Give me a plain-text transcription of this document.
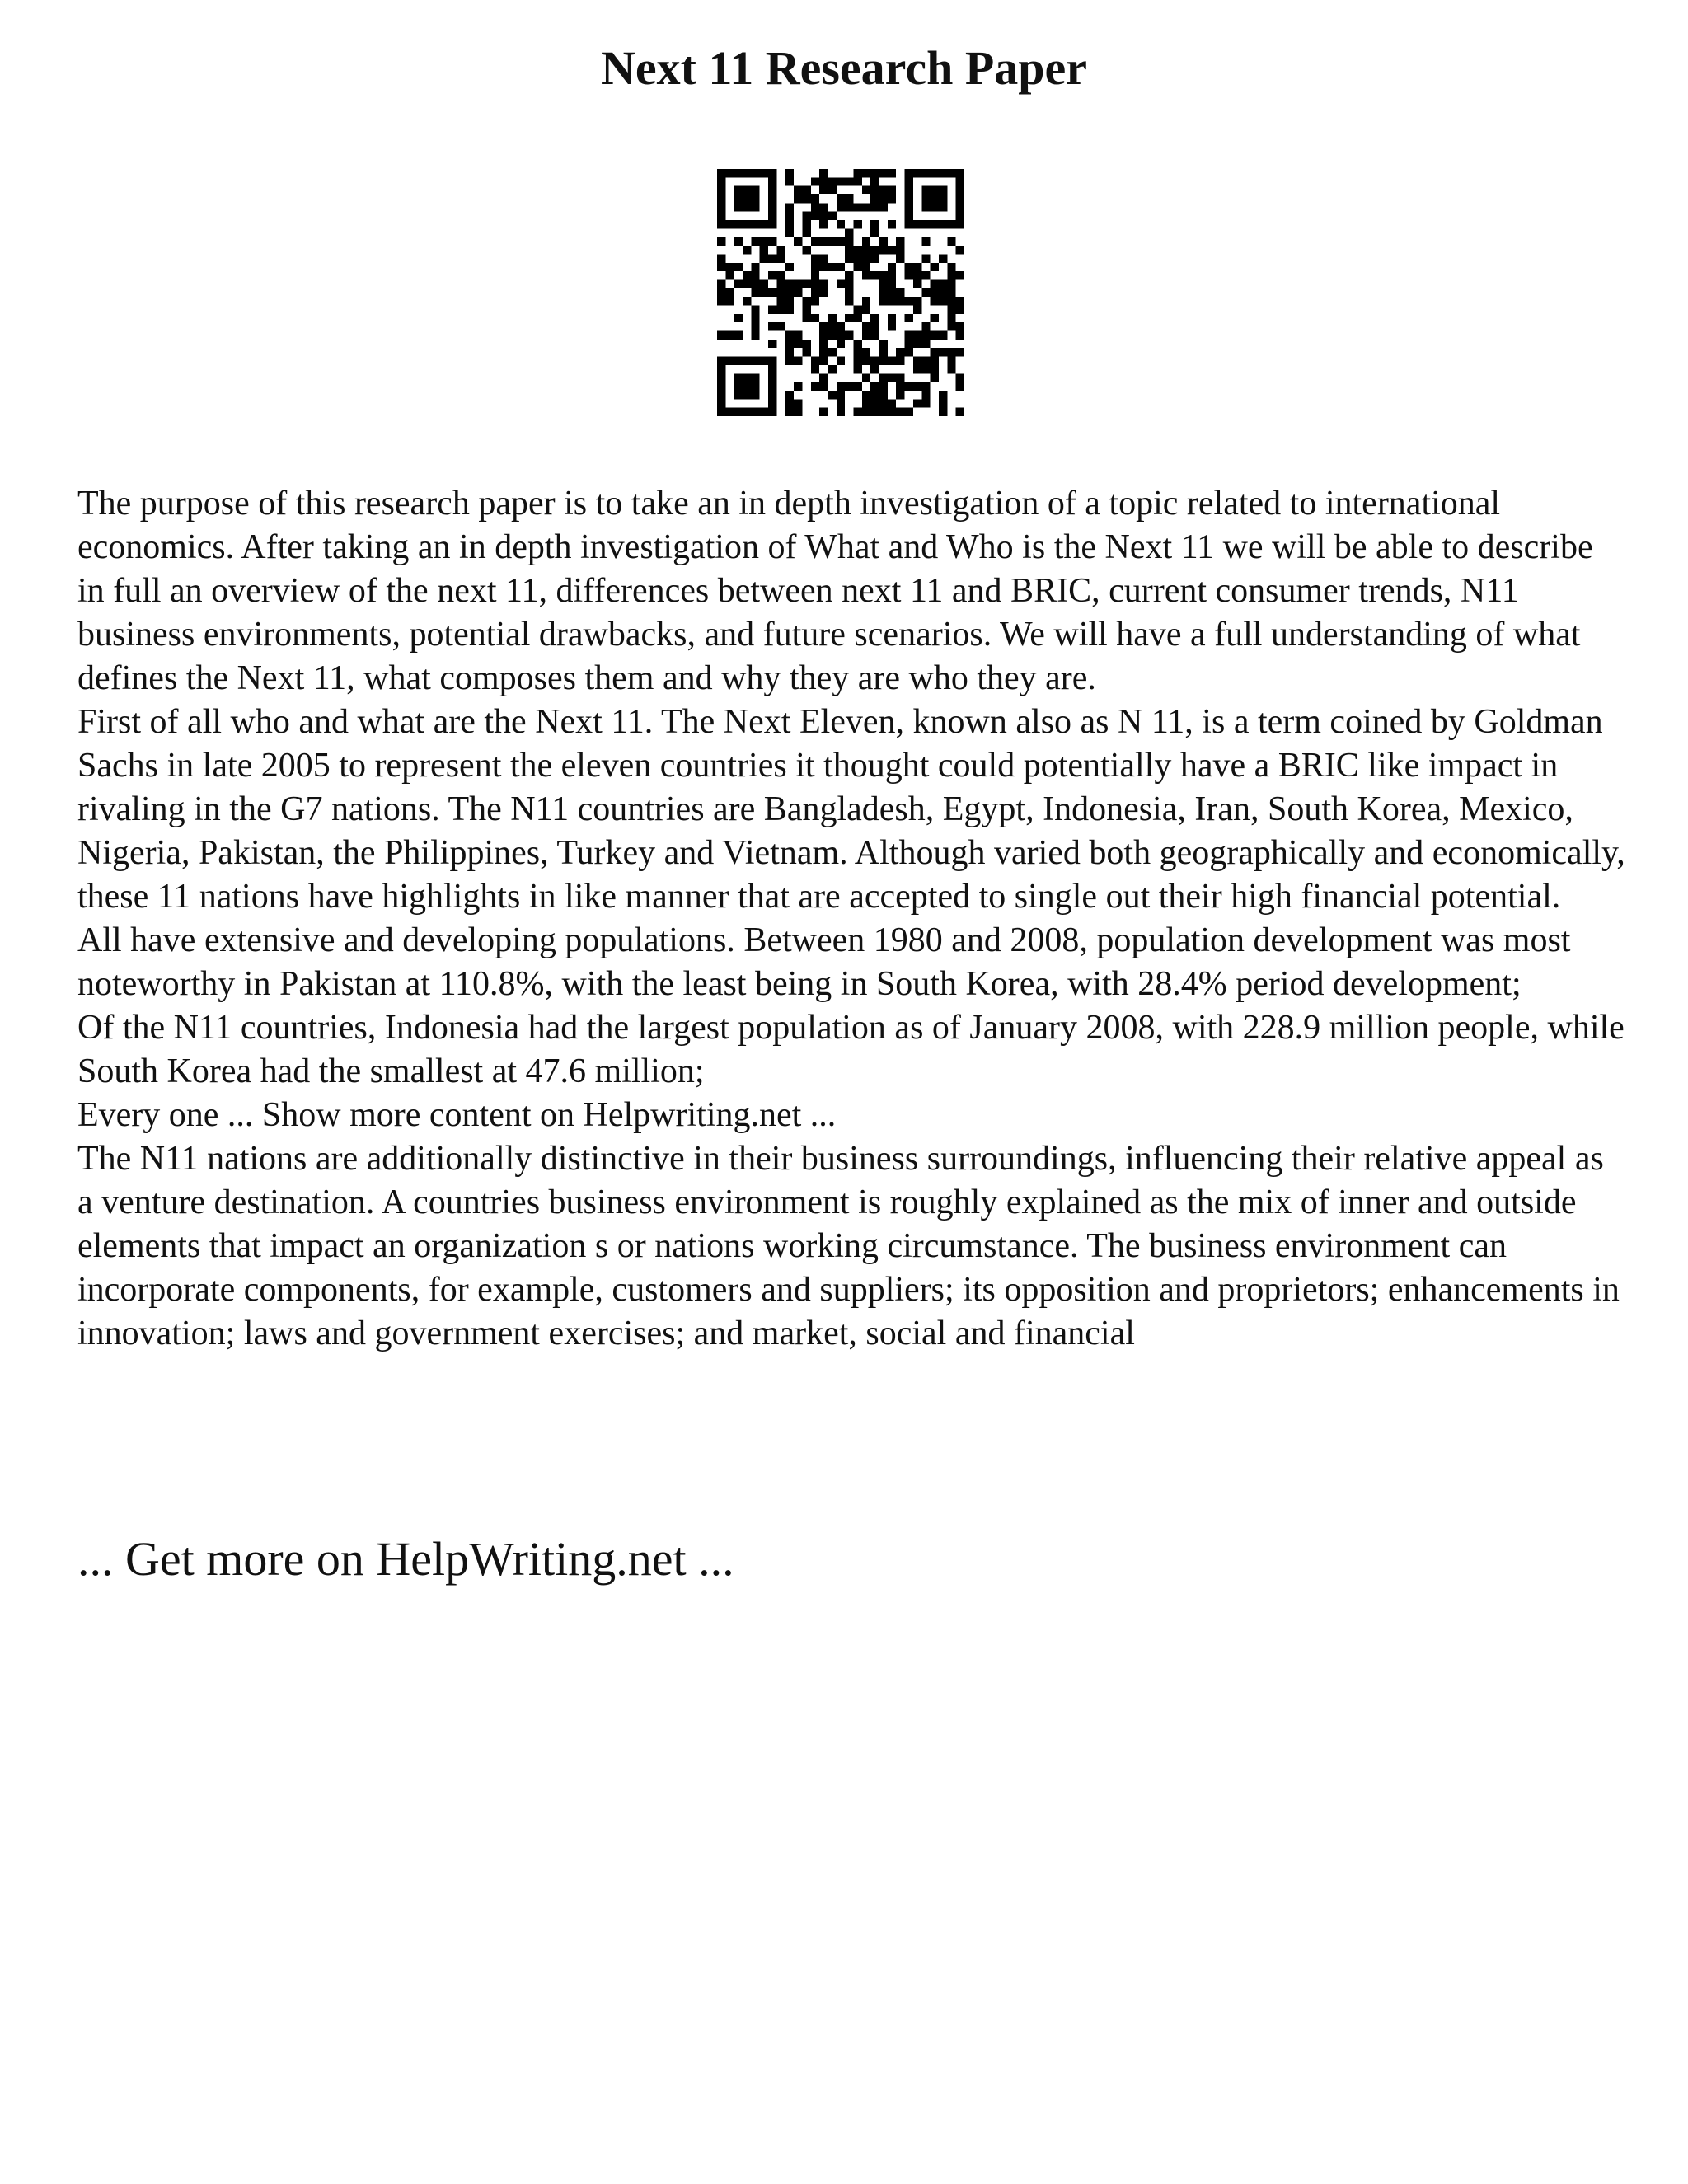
Next 11 Research Paper

The purpose of this research paper is to take an in depth investigation of a topic related to international economics. After taking an in depth investigation of What and Who is the Next 11 we will be able to describe in full an overview of the next 11, differences between next 11 and BRIC, current consumer trends, N11 business environments, potential drawbacks, and future scenarios. We will have a full understanding of what defines the Next 11, what composes them and why they are who they are.

First of all who and what are the Next 11. The Next Eleven, known also as N 11, is a term coined by Goldman Sachs in late 2005 to represent the eleven countries it thought could potentially have a BRIC like impact in rivaling in the G7 nations. The N11 countries are Bangladesh, Egypt, Indonesia, Iran, South Korea, Mexico, Nigeria, Pakistan, the Philippines, Turkey and Vietnam. Although varied both geographically and economically, these 11 nations have highlights in like manner that are accepted to single out their high financial potential.

All have extensive and developing populations. Between 1980 and 2008, population development was most noteworthy in Pakistan at 110.8%, with the least being in South Korea, with 28.4% period development;

Of the N11 countries, Indonesia had the largest population as of January 2008, with 228.9 million people, while South Korea had the smallest at 47.6 million;

Every one ... Show more content on Helpwriting.net ...

The N11 nations are additionally distinctive in their business surroundings, influencing their relative appeal as a venture destination. A countries business environment is roughly explained as the mix of inner and outside elements that impact an organization s or nations working circumstance. The business environment can incorporate components, for example, customers and suppliers; its opposition and proprietors; enhancements in innovation; laws and government exercises; and market, social and financial

... Get more on HelpWriting.net ...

────────

**Exercise task:** Tally up the lines with the word "potential" in them, and answer with that number by itself.

**Written response:** 2